Stored dataset items
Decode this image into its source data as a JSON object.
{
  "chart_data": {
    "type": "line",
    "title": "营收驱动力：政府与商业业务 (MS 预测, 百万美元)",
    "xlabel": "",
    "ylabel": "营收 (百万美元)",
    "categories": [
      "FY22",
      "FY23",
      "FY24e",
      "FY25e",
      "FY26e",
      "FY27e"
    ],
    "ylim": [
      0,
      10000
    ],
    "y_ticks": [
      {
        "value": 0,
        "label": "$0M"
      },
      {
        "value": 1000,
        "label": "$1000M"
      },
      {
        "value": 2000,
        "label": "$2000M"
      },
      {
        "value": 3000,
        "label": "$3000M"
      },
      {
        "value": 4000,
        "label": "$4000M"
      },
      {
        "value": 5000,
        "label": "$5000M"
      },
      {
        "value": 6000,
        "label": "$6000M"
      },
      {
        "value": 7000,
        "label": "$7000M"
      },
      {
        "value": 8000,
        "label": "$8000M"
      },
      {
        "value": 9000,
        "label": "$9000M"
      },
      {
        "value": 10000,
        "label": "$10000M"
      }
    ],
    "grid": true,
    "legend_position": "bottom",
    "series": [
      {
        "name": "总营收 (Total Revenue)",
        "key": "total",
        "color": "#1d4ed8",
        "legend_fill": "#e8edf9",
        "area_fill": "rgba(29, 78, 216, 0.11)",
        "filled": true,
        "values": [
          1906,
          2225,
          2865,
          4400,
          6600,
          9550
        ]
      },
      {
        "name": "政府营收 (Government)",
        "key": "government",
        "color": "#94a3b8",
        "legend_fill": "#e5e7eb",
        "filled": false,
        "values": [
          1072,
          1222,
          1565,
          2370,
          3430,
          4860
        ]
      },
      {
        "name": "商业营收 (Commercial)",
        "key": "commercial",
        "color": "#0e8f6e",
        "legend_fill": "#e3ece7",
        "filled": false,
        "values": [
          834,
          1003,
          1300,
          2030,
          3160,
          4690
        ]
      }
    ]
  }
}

## DESCRIPTION OF THE TASK
Say how many lines in the listing above include "color". Give nothing but the number.

## RESULT OF THIS TASK
3